ROMA. Alfredo Mantovano, An: «Nessuna autorizzazione agli 007 ad azioni che ledano l’integrità e la libertà della persona». Massimo Brutti, Ds: «Sono in radicale dissenso con il presidente Scajola: nessuna autorizzazione è possibile per comportamenti che violano i diritti umani, come il sequestro di persona». Fabrizio Cicchitto, Forza Italia: «Sono d’accordo con Scajola. Il limite invalicabile per lo 007 deve essere quello di non uccidere». Sergio De Gregorio, Italia dei Valori: «Sono d’accordo con Scajola, purché non metta in discussione la credibilità dell’Italia». Felice Casson, Ulivo: «Il limite è fissato dalla nostra Costituzione, che impone il rispetto della persona umana. Dunque, nessun sequestro di persona può essere autorizzato».

Il giorno dopo, fa discutere l’intervista a La Stampa del presidente del Comitato parlamentare di controllo sui Servizi, Claudio Scajola, che ha tratteggiato i contenuti della riforma possibile dei Servizi e invocato le «garanzie funzionali» per gli 007, fino a prevedere la possibilità di azioni illegali, comprese le «extraordinary rendition» (escludendo la licenza di uccidere). Anche Milziade Caprili, Rifondazione, membro del Copaco, è nettamente contrario alla proposta di Scajola: «Le garanzie funzionali devono garantire sempre il rispetto dei diritti fondamentali di ogni individuo». All’opposto, Italo Bocchino, An: «E’ urgente prendere posizione, così come ha fatto il presidente del Copaco Scajola, sulle libertà da vincoli legislativi che i nostri agenti devono necessariamente avere».

Esercizio breve A:
Trasformi in un elenco numerato le righe di tutte le voci di annotazione del layout, tralasciando le righe vuote. Ometta dalla risposta le immagini.
L'estratto e le voci provengono da fonti distinte.

[Dati di annotazione del layout visivo]
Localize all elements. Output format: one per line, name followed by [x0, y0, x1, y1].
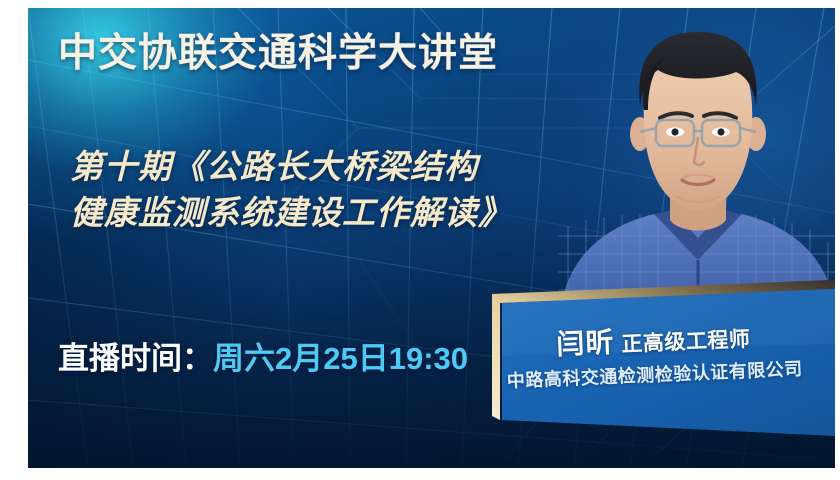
live-time-label: 直播时间：: [58, 341, 213, 376]
poster-subtitle: 第十期《公路长大桥梁结构 健康监测系统建设工作解读》: [70, 144, 512, 235]
speaker-card-shape: [478, 256, 835, 456]
live-time-row: 直播时间：周六2月25日19:30: [58, 333, 468, 378]
live-time-value: 周六2月25日19:30: [213, 341, 468, 376]
speaker-info-card: 闫昕正高级工程师 中路高科交通检测检验认证有限公司: [478, 256, 835, 456]
poster-main-title: 中交协联交通科学大讲堂: [58, 34, 498, 75]
poster-canvas: 中交协联交通科学大讲堂 第十期《公路长大桥梁结构 健康监测系统建设工作解读》 直…: [28, 8, 835, 468]
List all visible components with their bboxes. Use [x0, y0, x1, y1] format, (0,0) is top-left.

Esercizio breve B:
Risponda, in base all'estratto sulla riforma dei Servizi, a ciascuna domanda:
(i) A quale partito appartiene Massimo Brutti?
(ii) A quale quotidiano ha rilasciato l'intervista Claudio Scajola?
(iii) Di quale partito è Milziade Caprili?

Risposta completa A:
1. Localize all elements. Output format: one per line, name followed by [x0, y0, x1, y1].
2. live-time-label: 直播时间：: [58, 341, 213, 376]
3. poster-subtitle: 第十期《公路长大桥梁结构 健康监测系统建设工作解读》: [70, 144, 512, 235]
4. speaker-card-shape: [478, 256, 835, 456]
5. live-time-row: 直播时间：周六2月25日19:30: [58, 333, 468, 378]
6. live-time-value: 周六2月25日19:30: [213, 341, 468, 376]
7. speaker-info-card: 闫昕正高级工程师 中路高科交通检测检验认证有限公司: [478, 256, 835, 456]
8. poster-main-title: 中交协联交通科学大讲堂: [58, 34, 498, 75]
9. poster-canvas: 中交协联交通科学大讲堂 第十期《公路长大桥梁结构 健康监测系统建设工作解读》 直…: [28, 8, 835, 468]
10. List all visible components with their bboxes. Use [x0, y0, x1, y1] format, (0,0) is top-left.

Risposta completa B:
(i) Ds.
(ii) La Stampa.
(iii) Rifondazione.